Problem details:
The records below must be copied in full; omit the images.

**** Stored data ****

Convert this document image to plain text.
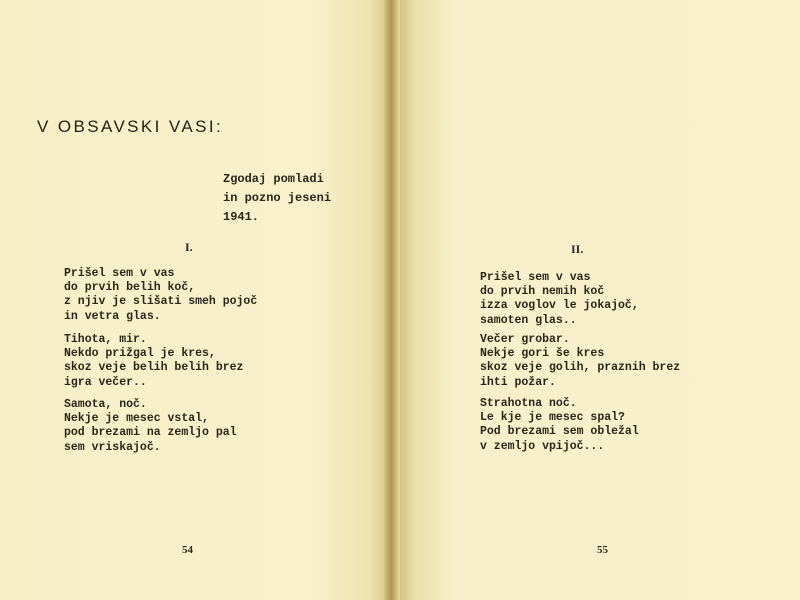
V OBSAVSKI VASI:
Zgodaj pomladi
in pozno jeseni
1941.
I.
Prišel sem v vas
do prvih belih koč,
z njiv je slišati smeh pojoč
in vetra glas.
Tihota, mir.
Nekdo prižgal je kres,
skoz veje belih belih brez
igra večer..
Samota, noč.
Nekje je mesec vstal,
pod brezami na zemljo pal
sem vriskajoč.
54
II.
Prišel sem v vas
do prvih nemih koč
izza voglov le jokajoč,
samoten glas..
Večer grobar.
Nekje gori še kres
skoz veje golih, praznih brez
ihti požar.
Strahotna noč.
Le kje je mesec spal?
Pod brezami sem obležal
v zemljo vpijoč...
55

****

Answer to this task:
Convert this document image to plain text.
V OBSAVSKI VASI:
Zgodaj pomladi
in pozno jeseni
1941.
I.
Prišel sem v vas
do prvih belih koč,
z njiv je slišati smeh pojoč
in vetra glas.
Tihota, mir.
Nekdo prižgal je kres,
skoz veje belih belih brez
igra večer..
Samota, noč.
Nekje je mesec vstal,
pod brezami na zemljo pal
sem vriskajoč.
54
II.
Prišel sem v vas
do prvih nemih koč
izza voglov le jokajoč,
samoten glas..
Večer grobar.
Nekje gori še kres
skoz veje golih, praznih brez
ihti požar.
Strahotna noč.
Le kje je mesec spal?
Pod brezami sem obležal
v zemljo vpijoč...
55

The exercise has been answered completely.